Instructions to follow:
Will you quote all of the entries, word for word?

The input:
————

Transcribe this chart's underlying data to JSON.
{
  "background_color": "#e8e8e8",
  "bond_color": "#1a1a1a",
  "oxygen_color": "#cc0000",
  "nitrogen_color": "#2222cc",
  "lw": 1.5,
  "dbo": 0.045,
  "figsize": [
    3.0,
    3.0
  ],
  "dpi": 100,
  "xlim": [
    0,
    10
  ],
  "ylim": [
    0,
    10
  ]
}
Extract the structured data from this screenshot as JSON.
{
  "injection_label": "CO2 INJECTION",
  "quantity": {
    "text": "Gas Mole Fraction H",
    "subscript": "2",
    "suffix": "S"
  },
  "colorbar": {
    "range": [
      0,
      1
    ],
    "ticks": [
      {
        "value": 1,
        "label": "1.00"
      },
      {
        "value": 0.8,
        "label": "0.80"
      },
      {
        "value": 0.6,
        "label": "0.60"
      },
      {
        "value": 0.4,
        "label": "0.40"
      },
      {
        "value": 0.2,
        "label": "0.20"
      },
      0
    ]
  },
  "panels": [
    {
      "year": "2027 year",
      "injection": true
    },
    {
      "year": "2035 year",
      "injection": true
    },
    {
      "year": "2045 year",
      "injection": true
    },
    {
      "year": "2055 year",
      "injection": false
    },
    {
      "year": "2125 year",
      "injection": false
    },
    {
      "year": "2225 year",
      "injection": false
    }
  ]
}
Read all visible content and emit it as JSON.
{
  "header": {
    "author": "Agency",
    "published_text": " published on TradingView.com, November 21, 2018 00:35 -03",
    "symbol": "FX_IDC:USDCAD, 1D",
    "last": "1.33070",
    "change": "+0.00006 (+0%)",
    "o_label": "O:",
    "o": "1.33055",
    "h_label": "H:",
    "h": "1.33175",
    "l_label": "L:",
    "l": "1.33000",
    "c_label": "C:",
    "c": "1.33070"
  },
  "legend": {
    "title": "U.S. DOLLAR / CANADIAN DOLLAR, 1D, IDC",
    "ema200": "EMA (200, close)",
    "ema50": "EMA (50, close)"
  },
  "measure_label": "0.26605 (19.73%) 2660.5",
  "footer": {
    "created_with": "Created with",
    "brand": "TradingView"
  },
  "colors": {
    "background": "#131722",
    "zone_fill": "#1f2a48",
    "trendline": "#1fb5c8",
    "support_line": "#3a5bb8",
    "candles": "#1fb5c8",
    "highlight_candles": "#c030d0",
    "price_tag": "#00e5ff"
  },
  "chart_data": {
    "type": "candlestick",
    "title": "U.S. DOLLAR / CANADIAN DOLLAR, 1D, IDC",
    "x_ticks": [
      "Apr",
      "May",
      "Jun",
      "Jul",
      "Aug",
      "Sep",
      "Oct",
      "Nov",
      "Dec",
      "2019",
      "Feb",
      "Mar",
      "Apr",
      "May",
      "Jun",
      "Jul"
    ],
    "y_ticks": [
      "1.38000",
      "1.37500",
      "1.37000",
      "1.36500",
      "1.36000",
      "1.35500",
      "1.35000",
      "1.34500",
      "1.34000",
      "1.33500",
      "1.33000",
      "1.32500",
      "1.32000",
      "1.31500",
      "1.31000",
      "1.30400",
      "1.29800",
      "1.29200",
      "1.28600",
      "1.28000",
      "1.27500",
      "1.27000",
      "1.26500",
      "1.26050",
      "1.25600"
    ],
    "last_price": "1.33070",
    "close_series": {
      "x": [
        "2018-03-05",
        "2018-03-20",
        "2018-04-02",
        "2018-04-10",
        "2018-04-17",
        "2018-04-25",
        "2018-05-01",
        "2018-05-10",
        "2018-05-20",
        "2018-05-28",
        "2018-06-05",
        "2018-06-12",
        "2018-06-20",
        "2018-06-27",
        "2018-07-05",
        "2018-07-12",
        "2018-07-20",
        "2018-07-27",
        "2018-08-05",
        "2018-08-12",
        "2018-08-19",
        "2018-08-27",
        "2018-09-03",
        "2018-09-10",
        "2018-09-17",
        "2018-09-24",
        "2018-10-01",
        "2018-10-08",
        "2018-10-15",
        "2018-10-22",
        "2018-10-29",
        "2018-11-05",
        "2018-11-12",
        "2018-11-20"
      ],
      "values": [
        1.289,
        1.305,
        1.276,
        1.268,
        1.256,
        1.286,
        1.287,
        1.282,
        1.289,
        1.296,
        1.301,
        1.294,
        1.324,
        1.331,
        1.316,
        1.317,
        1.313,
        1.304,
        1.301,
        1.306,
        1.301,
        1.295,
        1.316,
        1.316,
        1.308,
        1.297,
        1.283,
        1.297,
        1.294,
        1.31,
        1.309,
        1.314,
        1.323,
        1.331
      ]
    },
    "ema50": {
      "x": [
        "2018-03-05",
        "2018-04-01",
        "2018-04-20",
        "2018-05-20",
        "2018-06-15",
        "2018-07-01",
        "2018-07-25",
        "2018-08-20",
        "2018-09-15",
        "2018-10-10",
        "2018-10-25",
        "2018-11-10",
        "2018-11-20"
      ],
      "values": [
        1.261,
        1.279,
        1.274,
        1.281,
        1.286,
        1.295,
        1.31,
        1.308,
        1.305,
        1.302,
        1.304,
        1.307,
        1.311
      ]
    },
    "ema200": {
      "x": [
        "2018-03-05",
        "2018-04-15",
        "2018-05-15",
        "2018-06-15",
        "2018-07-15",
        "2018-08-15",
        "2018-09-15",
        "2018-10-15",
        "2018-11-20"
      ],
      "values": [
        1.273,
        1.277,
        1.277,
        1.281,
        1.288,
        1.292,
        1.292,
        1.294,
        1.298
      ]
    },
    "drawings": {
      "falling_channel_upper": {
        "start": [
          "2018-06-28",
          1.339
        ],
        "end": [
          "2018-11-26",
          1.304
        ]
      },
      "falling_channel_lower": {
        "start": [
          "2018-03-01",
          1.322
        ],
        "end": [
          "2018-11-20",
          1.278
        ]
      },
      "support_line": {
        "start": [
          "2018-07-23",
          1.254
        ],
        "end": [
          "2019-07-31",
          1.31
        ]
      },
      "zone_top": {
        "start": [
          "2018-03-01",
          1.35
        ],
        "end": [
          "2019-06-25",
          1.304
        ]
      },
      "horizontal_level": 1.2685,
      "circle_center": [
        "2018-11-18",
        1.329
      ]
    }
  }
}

————

Answer to the exercise:
Transcribe this chart's underlying data to JSON.
{
  "background_color": "#e8e8e8",
  "bond_color": "#1a1a1a",
  "oxygen_color": "#cc0000",
  "nitrogen_color": "#2222cc",
  "lw": 1.5,
  "dbo": 0.045,
  "figsize": [
    3.0,
    3.0
  ],
  "dpi": 100,
  "xlim": [
    0,
    10
  ],
  "ylim": [
    0,
    10
  ]
}
Extract the structured data from this screenshot as JSON.
{
  "injection_label": "CO2 INJECTION",
  "quantity": {
    "text": "Gas Mole Fraction H",
    "subscript": "2",
    "suffix": "S"
  },
  "colorbar": {
    "range": [
      0,
      1
    ],
    "ticks": [
      {
        "value": 1,
        "label": "1.00"
      },
      {
        "value": 0.8,
        "label": "0.80"
      },
      {
        "value": 0.6,
        "label": "0.60"
      },
      {
        "value": 0.4,
        "label": "0.40"
      },
      {
        "value": 0.2,
        "label": "0.20"
      },
      0
    ]
  },
  "panels": [
    {
      "year": "2027 year",
      "injection": true
    },
    {
      "year": "2035 year",
      "injection": true
    },
    {
      "year": "2045 year",
      "injection": true
    },
    {
      "year": "2055 year",
      "injection": false
    },
    {
      "year": "2125 year",
      "injection": false
    },
    {
      "year": "2225 year",
      "injection": false
    }
  ]
}
Read all visible content and emit it as JSON.
{
  "header": {
    "author": "Agency",
    "published_text": " published on TradingView.com, November 21, 2018 00:35 -03",
    "symbol": "FX_IDC:USDCAD, 1D",
    "last": "1.33070",
    "change": "+0.00006 (+0%)",
    "o_label": "O:",
    "o": "1.33055",
    "h_label": "H:",
    "h": "1.33175",
    "l_label": "L:",
    "l": "1.33000",
    "c_label": "C:",
    "c": "1.33070"
  },
  "legend": {
    "title": "U.S. DOLLAR / CANADIAN DOLLAR, 1D, IDC",
    "ema200": "EMA (200, close)",
    "ema50": "EMA (50, close)"
  },
  "measure_label": "0.26605 (19.73%) 2660.5",
  "footer": {
    "created_with": "Created with",
    "brand": "TradingView"
  },
  "colors": {
    "background": "#131722",
    "zone_fill": "#1f2a48",
    "trendline": "#1fb5c8",
    "support_line": "#3a5bb8",
    "candles": "#1fb5c8",
    "highlight_candles": "#c030d0",
    "price_tag": "#00e5ff"
  },
  "chart_data": {
    "type": "candlestick",
    "title": "U.S. DOLLAR / CANADIAN DOLLAR, 1D, IDC",
    "x_ticks": [
      "Apr",
      "May",
      "Jun",
      "Jul",
      "Aug",
      "Sep",
      "Oct",
      "Nov",
      "Dec",
      "2019",
      "Feb",
      "Mar",
      "Apr",
      "May",
      "Jun",
      "Jul"
    ],
    "y_ticks": [
      "1.38000",
      "1.37500",
      "1.37000",
      "1.36500",
      "1.36000",
      "1.35500",
      "1.35000",
      "1.34500",
      "1.34000",
      "1.33500",
      "1.33000",
      "1.32500",
      "1.32000",
      "1.31500",
      "1.31000",
      "1.30400",
      "1.29800",
      "1.29200",
      "1.28600",
      "1.28000",
      "1.27500",
      "1.27000",
      "1.26500",
      "1.26050",
      "1.25600"
    ],
    "last_price": "1.33070",
    "close_series": {
      "x": [
        "2018-03-05",
        "2018-03-20",
        "2018-04-02",
        "2018-04-10",
        "2018-04-17",
        "2018-04-25",
        "2018-05-01",
        "2018-05-10",
        "2018-05-20",
        "2018-05-28",
        "2018-06-05",
        "2018-06-12",
        "2018-06-20",
        "2018-06-27",
        "2018-07-05",
        "2018-07-12",
        "2018-07-20",
        "2018-07-27",
        "2018-08-05",
        "2018-08-12",
        "2018-08-19",
        "2018-08-27",
        "2018-09-03",
        "2018-09-10",
        "2018-09-17",
        "2018-09-24",
        "2018-10-01",
        "2018-10-08",
        "2018-10-15",
        "2018-10-22",
        "2018-10-29",
        "2018-11-05",
        "2018-11-12",
        "2018-11-20"
      ],
      "values": [
        1.289,
        1.305,
        1.276,
        1.268,
        1.256,
        1.286,
        1.287,
        1.282,
        1.289,
        1.296,
        1.301,
        1.294,
        1.324,
        1.331,
        1.316,
        1.317,
        1.313,
        1.304,
        1.301,
        1.306,
        1.301,
        1.295,
        1.316,
        1.316,
        1.308,
        1.297,
        1.283,
        1.297,
        1.294,
        1.31,
        1.309,
        1.314,
        1.323,
        1.331
      ]
    },
    "ema50": {
      "x": [
        "2018-03-05",
        "2018-04-01",
        "2018-04-20",
        "2018-05-20",
        "2018-06-15",
        "2018-07-01",
        "2018-07-25",
        "2018-08-20",
        "2018-09-15",
        "2018-10-10",
        "2018-10-25",
        "2018-11-10",
        "2018-11-20"
      ],
      "values": [
        1.261,
        1.279,
        1.274,
        1.281,
        1.286,
        1.295,
        1.31,
        1.308,
        1.305,
        1.302,
        1.304,
        1.307,
        1.311
      ]
    },
    "ema200": {
      "x": [
        "2018-03-05",
        "2018-04-15",
        "2018-05-15",
        "2018-06-15",
        "2018-07-15",
        "2018-08-15",
        "2018-09-15",
        "2018-10-15",
        "2018-11-20"
      ],
      "values": [
        1.273,
        1.277,
        1.277,
        1.281,
        1.288,
        1.292,
        1.292,
        1.294,
        1.298
      ]
    },
    "drawings": {
      "falling_channel_upper": {
        "start": [
          "2018-06-28",
          1.339
        ],
        "end": [
          "2018-11-26",
          1.304
        ]
      },
      "falling_channel_lower": {
        "start": [
          "2018-03-01",
          1.322
        ],
        "end": [
          "2018-11-20",
          1.278
        ]
      },
      "support_line": {
        "start": [
          "2018-07-23",
          1.254
        ],
        "end": [
          "2019-07-31",
          1.31
        ]
      },
      "zone_top": {
        "start": [
          "2018-03-01",
          1.35
        ],
        "end": [
          "2019-06-25",
          1.304
        ]
      },
      "horizontal_level": 1.2685,
      "circle_center": [
        "2018-11-18",
        1.329
      ]
    }
  }
}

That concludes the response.